> Given problem: Filter these entries, keeping only lines that hold the word "сайтах".

[Dataset items]
◆ ◆ ◆ ◆ ◆
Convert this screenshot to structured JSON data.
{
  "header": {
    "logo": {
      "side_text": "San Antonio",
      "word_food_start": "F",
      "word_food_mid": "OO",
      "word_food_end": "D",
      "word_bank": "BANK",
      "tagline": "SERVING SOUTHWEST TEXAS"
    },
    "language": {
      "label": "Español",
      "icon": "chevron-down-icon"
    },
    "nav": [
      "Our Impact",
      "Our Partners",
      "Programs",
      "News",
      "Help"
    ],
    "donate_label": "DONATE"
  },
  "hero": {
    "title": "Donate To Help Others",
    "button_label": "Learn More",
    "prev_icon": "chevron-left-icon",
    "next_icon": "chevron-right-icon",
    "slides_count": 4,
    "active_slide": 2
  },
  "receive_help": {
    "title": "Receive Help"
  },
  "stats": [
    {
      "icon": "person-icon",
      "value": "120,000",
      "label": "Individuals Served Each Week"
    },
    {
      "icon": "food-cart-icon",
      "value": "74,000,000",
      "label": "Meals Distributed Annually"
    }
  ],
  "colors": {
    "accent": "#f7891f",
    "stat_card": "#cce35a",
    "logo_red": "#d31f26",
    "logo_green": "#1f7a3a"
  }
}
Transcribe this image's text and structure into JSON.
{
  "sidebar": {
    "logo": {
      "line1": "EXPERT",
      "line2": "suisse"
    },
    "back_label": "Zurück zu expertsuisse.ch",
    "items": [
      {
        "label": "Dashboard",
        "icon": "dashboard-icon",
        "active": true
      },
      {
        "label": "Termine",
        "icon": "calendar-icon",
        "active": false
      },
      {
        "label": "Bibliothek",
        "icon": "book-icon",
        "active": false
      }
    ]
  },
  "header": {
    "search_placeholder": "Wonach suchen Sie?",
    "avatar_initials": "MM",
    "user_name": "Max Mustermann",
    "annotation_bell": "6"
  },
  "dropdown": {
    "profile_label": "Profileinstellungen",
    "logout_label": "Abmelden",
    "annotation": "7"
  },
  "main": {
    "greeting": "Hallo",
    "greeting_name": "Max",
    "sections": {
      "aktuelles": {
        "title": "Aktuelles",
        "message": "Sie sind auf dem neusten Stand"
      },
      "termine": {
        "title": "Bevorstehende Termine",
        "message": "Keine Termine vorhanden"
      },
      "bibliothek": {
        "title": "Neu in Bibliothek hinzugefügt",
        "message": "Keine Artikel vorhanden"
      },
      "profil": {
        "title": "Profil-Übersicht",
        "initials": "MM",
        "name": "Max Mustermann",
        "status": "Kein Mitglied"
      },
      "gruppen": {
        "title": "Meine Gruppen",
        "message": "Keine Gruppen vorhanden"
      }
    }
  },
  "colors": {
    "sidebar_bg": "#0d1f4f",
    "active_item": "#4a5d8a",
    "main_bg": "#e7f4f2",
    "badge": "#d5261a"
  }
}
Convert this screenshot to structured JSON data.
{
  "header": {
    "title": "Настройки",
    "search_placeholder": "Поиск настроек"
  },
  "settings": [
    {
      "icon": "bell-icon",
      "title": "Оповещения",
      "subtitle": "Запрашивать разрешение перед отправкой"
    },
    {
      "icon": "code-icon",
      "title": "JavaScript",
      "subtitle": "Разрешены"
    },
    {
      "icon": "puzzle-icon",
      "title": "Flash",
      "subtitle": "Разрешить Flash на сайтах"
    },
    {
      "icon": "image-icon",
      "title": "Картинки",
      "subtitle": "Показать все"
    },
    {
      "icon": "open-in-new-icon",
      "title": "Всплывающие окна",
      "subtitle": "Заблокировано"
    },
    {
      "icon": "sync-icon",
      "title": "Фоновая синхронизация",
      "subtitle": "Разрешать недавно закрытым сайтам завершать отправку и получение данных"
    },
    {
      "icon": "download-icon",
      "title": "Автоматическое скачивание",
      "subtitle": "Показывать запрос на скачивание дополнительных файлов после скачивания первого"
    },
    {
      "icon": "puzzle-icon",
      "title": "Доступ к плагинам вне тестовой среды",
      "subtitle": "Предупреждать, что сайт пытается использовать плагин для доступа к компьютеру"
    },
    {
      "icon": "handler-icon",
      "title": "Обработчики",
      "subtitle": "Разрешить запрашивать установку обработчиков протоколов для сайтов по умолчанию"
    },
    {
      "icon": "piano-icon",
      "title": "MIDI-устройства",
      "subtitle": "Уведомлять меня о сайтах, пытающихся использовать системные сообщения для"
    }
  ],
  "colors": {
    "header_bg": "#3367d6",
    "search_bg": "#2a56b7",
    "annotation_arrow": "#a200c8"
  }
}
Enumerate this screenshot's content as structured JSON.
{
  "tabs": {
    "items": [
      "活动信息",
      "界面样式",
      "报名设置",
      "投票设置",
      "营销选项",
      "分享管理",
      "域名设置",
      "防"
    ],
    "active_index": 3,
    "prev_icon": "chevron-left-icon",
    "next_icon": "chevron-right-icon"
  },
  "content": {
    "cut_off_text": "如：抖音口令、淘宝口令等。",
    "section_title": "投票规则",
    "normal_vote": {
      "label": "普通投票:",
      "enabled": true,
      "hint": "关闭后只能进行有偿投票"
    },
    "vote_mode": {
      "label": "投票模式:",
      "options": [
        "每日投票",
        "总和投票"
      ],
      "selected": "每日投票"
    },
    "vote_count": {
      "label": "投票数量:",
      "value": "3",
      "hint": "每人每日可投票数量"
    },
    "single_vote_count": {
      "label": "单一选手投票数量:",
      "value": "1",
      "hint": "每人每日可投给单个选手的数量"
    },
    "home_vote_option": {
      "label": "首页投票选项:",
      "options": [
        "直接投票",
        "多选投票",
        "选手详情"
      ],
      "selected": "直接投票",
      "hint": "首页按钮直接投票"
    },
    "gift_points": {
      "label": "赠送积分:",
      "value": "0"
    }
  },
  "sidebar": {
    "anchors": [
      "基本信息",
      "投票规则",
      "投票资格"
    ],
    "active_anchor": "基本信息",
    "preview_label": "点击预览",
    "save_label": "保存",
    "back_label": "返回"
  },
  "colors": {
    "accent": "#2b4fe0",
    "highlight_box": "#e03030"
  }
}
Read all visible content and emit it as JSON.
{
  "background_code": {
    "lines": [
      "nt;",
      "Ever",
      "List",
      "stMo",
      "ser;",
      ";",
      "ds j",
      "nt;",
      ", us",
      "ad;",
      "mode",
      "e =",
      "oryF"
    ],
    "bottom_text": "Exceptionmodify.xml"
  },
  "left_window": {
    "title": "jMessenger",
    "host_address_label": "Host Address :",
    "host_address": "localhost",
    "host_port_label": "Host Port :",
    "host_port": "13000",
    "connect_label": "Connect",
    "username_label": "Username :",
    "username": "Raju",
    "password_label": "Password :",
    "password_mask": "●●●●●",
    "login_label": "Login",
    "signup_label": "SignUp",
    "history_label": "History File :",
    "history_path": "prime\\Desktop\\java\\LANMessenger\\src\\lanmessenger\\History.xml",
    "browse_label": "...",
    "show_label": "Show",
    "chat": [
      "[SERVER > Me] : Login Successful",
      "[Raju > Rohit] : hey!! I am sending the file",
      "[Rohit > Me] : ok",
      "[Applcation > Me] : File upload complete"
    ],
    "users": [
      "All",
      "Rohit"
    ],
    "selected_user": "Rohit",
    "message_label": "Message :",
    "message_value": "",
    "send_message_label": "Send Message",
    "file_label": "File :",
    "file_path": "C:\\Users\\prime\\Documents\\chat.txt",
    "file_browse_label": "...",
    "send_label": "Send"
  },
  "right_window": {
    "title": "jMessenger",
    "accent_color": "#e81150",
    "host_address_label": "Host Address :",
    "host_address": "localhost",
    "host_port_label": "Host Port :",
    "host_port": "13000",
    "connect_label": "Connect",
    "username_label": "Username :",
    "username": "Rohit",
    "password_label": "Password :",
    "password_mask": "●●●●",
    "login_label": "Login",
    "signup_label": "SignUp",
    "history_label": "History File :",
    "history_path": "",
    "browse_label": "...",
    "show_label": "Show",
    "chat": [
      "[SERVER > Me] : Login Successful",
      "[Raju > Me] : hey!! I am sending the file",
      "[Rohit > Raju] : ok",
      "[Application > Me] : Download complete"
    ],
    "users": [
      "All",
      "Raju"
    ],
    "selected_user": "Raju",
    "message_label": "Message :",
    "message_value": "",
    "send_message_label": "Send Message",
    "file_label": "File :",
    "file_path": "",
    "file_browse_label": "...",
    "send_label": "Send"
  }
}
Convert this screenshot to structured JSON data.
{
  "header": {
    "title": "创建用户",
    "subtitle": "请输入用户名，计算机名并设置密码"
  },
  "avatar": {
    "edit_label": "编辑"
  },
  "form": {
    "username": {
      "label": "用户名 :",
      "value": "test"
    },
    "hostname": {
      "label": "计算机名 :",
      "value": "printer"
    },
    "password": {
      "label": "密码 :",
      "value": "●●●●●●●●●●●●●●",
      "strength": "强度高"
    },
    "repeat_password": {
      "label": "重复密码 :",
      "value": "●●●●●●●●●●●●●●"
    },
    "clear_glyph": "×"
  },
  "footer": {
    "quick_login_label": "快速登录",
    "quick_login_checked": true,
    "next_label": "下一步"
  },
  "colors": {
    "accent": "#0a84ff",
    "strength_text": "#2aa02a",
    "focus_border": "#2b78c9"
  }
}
◆ ◆ ◆ ◆ ◆
> Worked answer:
      "subtitle": "Разрешить Flash на сайтах"
      "subtitle": "Уведомлять меня о сайтах, пытающихся использовать системные сообщения для"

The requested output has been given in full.